Collect from the data below each line with "title".

☆ ☆ ☆ ☆

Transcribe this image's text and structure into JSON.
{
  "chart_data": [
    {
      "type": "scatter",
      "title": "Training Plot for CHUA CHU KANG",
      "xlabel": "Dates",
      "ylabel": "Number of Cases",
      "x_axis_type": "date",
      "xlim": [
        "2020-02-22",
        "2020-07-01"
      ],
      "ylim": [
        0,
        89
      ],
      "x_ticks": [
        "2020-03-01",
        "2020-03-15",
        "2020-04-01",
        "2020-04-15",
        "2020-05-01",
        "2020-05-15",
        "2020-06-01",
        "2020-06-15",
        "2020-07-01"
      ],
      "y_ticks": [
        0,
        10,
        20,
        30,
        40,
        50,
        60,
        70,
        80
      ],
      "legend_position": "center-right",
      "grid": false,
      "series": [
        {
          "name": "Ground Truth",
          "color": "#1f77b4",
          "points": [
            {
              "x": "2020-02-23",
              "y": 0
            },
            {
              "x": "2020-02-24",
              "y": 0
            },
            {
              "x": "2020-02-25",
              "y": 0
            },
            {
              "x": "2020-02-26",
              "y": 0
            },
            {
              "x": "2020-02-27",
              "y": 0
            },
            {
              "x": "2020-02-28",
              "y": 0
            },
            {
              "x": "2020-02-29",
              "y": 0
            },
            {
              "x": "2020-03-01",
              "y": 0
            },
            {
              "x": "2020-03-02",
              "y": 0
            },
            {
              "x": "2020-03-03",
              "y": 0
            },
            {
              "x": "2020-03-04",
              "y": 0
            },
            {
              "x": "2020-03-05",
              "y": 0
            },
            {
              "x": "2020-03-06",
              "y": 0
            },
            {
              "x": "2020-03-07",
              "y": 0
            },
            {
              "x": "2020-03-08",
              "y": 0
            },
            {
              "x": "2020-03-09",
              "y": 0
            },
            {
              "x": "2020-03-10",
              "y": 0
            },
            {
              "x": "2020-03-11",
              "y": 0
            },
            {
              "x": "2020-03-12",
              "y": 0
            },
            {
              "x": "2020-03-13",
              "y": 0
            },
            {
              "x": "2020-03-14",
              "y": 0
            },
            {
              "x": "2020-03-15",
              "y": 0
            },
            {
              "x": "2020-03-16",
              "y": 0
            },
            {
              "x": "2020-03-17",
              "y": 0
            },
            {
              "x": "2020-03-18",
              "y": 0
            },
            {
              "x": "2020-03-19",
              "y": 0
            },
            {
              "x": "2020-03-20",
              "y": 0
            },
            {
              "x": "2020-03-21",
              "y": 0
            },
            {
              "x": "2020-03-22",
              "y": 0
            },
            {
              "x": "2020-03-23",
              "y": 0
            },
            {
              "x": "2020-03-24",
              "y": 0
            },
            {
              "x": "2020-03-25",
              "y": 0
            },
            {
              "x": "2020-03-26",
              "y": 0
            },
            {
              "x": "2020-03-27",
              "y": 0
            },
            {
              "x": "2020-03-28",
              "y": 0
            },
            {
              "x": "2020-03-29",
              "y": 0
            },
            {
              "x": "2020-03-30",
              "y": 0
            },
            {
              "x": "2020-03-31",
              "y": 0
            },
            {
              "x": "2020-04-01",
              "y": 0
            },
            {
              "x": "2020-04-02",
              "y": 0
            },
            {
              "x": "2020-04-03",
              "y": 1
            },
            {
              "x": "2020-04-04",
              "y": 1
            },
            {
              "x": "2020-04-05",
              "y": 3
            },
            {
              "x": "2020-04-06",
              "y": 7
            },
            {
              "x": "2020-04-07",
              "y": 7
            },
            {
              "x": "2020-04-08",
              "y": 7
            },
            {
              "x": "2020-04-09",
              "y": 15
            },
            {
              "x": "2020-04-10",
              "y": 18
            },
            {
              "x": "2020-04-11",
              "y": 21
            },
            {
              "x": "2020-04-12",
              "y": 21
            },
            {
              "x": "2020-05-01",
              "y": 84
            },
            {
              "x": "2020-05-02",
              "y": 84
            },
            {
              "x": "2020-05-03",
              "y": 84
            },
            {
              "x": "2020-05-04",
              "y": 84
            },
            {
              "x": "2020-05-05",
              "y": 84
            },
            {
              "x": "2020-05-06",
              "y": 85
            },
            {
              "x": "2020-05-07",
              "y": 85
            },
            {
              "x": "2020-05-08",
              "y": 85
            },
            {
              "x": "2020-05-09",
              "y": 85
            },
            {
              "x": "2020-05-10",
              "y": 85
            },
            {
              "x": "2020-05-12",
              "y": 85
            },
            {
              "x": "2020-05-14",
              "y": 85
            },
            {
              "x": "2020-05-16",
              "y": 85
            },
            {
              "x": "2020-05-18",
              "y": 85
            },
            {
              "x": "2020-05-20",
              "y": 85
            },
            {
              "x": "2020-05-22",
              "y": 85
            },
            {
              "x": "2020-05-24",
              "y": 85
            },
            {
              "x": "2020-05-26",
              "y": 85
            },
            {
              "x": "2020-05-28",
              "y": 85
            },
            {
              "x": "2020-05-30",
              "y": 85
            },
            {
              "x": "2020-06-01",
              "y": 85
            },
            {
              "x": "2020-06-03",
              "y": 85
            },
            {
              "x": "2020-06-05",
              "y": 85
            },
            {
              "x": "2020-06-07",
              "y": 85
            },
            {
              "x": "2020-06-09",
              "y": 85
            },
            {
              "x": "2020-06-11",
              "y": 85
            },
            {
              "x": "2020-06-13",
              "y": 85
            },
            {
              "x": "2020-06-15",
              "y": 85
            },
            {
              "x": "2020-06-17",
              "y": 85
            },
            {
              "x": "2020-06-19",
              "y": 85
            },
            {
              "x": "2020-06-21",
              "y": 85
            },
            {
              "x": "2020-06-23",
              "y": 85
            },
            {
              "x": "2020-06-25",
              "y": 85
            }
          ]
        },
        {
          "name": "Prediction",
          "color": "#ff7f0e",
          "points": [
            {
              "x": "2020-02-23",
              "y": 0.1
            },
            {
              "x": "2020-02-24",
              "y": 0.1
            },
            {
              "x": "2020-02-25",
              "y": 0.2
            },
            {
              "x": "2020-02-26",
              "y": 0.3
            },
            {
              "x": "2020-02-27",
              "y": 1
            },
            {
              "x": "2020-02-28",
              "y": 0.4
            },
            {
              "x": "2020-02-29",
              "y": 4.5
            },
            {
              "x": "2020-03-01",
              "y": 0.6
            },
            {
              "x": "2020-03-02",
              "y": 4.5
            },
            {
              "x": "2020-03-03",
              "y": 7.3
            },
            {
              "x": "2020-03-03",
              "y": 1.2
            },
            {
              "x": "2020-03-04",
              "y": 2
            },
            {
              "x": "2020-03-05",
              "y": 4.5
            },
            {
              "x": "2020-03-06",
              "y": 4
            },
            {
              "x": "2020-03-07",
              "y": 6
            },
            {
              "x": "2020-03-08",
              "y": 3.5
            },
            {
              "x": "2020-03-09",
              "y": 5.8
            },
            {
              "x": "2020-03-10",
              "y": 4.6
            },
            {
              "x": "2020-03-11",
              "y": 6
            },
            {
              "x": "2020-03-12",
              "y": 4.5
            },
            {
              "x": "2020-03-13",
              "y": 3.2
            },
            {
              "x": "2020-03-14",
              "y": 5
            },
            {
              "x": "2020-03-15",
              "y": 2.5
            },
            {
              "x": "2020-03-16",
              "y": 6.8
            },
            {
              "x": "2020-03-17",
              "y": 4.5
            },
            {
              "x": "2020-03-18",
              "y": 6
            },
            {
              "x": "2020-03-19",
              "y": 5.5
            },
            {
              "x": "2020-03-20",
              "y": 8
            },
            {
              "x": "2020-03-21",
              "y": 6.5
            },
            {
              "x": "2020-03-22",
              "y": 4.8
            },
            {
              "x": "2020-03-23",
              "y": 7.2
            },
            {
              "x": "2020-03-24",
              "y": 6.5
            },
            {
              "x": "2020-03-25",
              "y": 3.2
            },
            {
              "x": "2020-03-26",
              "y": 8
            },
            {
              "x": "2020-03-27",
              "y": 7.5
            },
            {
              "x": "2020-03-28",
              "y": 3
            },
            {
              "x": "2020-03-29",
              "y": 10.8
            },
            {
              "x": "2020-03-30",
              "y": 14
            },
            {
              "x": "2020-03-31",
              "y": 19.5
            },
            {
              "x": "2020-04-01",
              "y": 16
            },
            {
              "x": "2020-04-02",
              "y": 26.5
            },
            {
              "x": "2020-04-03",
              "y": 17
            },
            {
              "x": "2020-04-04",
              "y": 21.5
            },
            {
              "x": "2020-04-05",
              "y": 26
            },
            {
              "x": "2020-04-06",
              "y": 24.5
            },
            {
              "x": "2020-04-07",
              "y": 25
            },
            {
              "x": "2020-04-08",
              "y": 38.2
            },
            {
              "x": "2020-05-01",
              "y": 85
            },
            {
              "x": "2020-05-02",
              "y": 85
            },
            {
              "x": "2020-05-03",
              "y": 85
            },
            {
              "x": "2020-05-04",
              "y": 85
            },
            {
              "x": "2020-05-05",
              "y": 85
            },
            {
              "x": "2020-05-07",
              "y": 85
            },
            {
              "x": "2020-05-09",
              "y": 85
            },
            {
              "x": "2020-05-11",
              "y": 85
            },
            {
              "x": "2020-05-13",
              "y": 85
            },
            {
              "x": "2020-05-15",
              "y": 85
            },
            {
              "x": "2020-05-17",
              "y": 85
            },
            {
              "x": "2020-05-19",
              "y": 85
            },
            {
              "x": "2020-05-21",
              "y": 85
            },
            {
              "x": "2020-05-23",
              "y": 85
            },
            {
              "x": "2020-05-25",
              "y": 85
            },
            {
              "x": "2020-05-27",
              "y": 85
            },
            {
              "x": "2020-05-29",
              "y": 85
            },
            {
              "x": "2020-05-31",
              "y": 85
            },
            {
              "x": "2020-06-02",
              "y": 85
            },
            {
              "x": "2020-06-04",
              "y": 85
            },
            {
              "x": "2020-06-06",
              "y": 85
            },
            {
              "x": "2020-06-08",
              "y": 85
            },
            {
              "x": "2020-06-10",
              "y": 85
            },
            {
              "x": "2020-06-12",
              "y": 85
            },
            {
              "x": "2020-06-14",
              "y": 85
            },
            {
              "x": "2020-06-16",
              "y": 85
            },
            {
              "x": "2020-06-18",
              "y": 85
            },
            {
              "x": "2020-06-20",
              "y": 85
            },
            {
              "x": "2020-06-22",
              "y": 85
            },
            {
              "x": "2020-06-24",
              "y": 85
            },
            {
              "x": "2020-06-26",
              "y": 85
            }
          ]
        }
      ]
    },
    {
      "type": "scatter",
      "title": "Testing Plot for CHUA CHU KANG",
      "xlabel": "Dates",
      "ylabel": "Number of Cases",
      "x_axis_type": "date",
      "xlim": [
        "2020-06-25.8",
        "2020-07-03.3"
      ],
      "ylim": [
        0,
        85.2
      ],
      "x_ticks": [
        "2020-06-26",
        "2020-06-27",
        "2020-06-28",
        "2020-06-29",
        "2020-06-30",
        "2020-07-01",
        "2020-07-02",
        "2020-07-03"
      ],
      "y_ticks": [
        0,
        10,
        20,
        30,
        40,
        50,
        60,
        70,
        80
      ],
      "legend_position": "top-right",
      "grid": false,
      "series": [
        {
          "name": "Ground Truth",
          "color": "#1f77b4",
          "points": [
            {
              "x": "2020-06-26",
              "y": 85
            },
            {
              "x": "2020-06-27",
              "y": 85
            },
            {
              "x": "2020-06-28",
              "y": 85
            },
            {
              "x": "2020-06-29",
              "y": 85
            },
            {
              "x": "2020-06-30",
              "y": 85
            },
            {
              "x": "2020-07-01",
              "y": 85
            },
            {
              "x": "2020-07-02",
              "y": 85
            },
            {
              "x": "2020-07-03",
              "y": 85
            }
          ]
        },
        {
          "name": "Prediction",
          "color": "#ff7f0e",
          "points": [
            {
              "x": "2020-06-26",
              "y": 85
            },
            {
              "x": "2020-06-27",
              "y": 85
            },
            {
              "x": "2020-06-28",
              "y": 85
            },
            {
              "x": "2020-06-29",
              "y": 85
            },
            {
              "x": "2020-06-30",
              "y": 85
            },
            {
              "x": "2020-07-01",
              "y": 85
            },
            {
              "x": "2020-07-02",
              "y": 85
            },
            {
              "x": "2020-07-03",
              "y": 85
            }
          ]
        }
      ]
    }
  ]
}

☆ ☆ ☆ ☆

» **WRITTEN RESPONSE**
      "title": "Training Plot for CHUA CHU KANG",
      "title": "Testing Plot for CHUA CHU KANG",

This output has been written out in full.